_WHAT THE TASK REQUIRES_
Any pictures in the records below should be skipped; write out everything else exactly.
##### EXTRACTED INFORMATION
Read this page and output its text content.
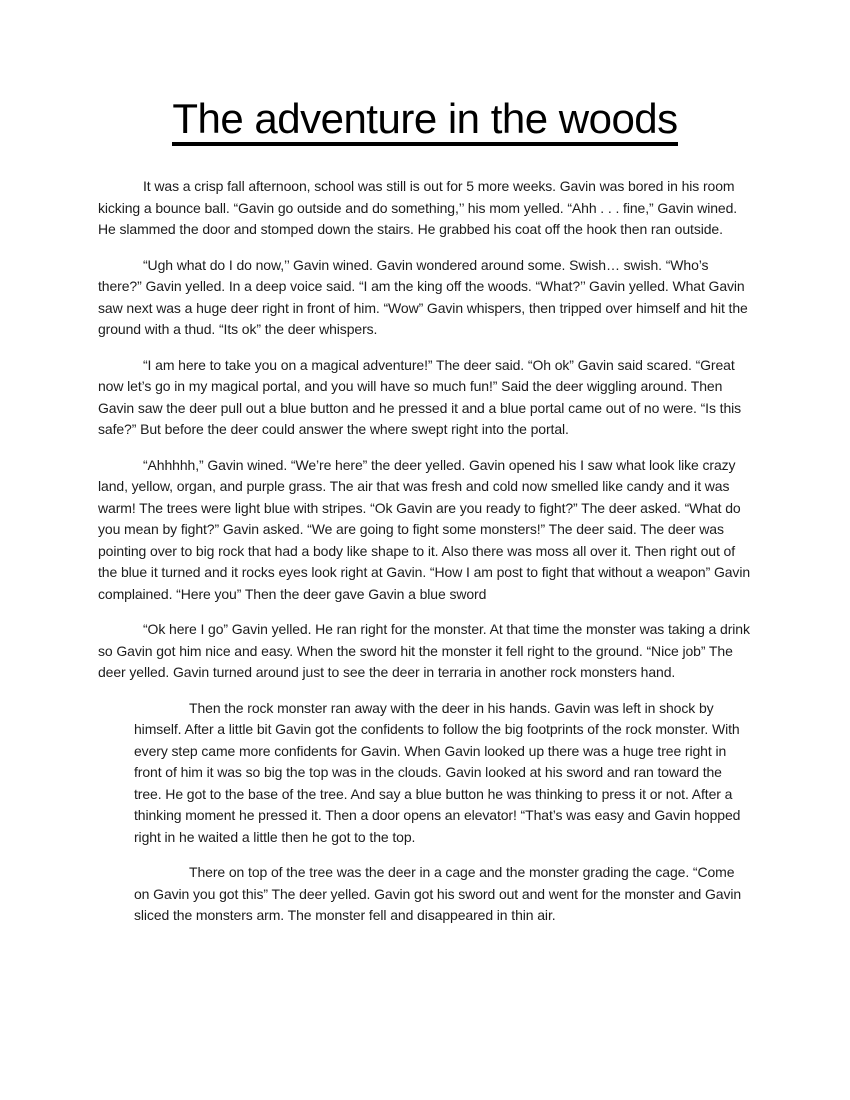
The adventure in the woods

It was a crisp fall afternoon, school was still is out for 5 more weeks. Gavin was bored in his room kicking a bounce ball. “Gavin go outside and do something,’’ his mom yelled. “Ahh . . . fine,” Gavin wined. He slammed the door and stomped down the stairs. He grabbed his coat off the hook then ran outside.

“Ugh what do I do now,’’ Gavin wined. Gavin wondered around some. Swish… swish. “Who’s there?” Gavin yelled. In a deep voice said. “I am the king off the woods. “What?’’ Gavin yelled. What Gavin saw next was a huge deer right in front of him. “Wow” Gavin whispers, then tripped over himself and hit the ground with a thud. “Its ok” the deer whispers.

“I am here to take you on a magical adventure!” The deer said. “Oh ok” Gavin said scared. “Great now let’s go in my magical portal, and you will have so much fun!” Said the deer wiggling around. Then Gavin saw the deer pull out a blue button and he pressed it and a blue portal came out of no were. “Is this safe?” But before the deer could answer the where swept right into the portal.

“Ahhhhh,” Gavin wined. “We’re here” the deer yelled. Gavin opened his I saw what look like crazy land, yellow, organ, and purple grass. The air that was fresh and cold now smelled like candy and it was warm! The trees were light blue with stripes. “Ok Gavin are you ready to fight?” The deer asked. “What do you mean by fight?” Gavin asked. “We are going to fight some monsters!” The deer said. The deer was pointing over to big rock that had a body like shape to it. Also there was moss all over it. Then right out of the blue it turned and it rocks eyes look right at Gavin. “How I am post to fight that without a weapon” Gavin complained. “Here you” Then the deer gave Gavin a blue sword

“Ok here I go” Gavin yelled. He ran right for the monster. At that time the monster was taking a drink so Gavin got him nice and easy. When the sword hit the monster it fell right to the ground. “Nice job” The deer yelled. Gavin turned around just to see the deer in terraria in another rock monsters hand.

Then the rock monster ran away with the deer in his hands. Gavin was left in shock by himself. After a little bit Gavin got the confidents to follow the big footprints of the rock monster. With every step came more confidents for Gavin. When Gavin looked up there was a huge tree right in front of him it was so big the top was in the clouds. Gavin looked at his sword and ran toward the tree. He got to the base of the tree. And say a blue button he was thinking to press it or not. After a thinking moment he pressed it. Then a door opens an elevator! “That’s was easy and Gavin hopped right in he waited a little then he got to the top.

There on top of the tree was the deer in a cage and the monster grading the cage. “Come on Gavin you got this” The deer yelled. Gavin got his sword out and went for the monster and Gavin sliced the monsters arm. The monster fell and disappeared in thin air.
##########
_RESULT OF THIS EXERCISE_
Read this page and output its text content.
The adventure in the woods

It was a crisp fall afternoon, school was still is out for 5 more weeks. Gavin was bored in his room kicking a bounce ball. “Gavin go outside and do something,’’ his mom yelled. “Ahh . . . fine,” Gavin wined. He slammed the door and stomped down the stairs. He grabbed his coat off the hook then ran outside.

“Ugh what do I do now,’’ Gavin wined. Gavin wondered around some. Swish… swish. “Who’s there?” Gavin yelled. In a deep voice said. “I am the king off the woods. “What?’’ Gavin yelled. What Gavin saw next was a huge deer right in front of him. “Wow” Gavin whispers, then tripped over himself and hit the ground with a thud. “Its ok” the deer whispers.

“I am here to take you on a magical adventure!” The deer said. “Oh ok” Gavin said scared. “Great now let’s go in my magical portal, and you will have so much fun!” Said the deer wiggling around. Then Gavin saw the deer pull out a blue button and he pressed it and a blue portal came out of no were. “Is this safe?” But before the deer could answer the where swept right into the portal.

“Ahhhhh,” Gavin wined. “We’re here” the deer yelled. Gavin opened his I saw what look like crazy land, yellow, organ, and purple grass. The air that was fresh and cold now smelled like candy and it was warm! The trees were light blue with stripes. “Ok Gavin are you ready to fight?” The deer asked. “What do you mean by fight?” Gavin asked. “We are going to fight some monsters!” The deer said. The deer was pointing over to big rock that had a body like shape to it. Also there was moss all over it. Then right out of the blue it turned and it rocks eyes look right at Gavin. “How I am post to fight that without a weapon” Gavin complained. “Here you” Then the deer gave Gavin a blue sword

“Ok here I go” Gavin yelled. He ran right for the monster. At that time the monster was taking a drink so Gavin got him nice and easy. When the sword hit the monster it fell right to the ground. “Nice job” The deer yelled. Gavin turned around just to see the deer in terraria in another rock monsters hand.

Then the rock monster ran away with the deer in his hands. Gavin was left in shock by himself. After a little bit Gavin got the confidents to follow the big footprints of the rock monster. With every step came more confidents for Gavin. When Gavin looked up there was a huge tree right in front of him it was so big the top was in the clouds. Gavin looked at his sword and ran toward the tree. He got to the base of the tree. And say a blue button he was thinking to press it or not. After a thinking moment he pressed it. Then a door opens an elevator! “That’s was easy and Gavin hopped right in he waited a little then he got to the top.

There on top of the tree was the deer in a cage and the monster grading the cage. “Come on Gavin you got this” The deer yelled. Gavin got his sword out and went for the monster and Gavin sliced the monsters arm. The monster fell and disappeared in thin air.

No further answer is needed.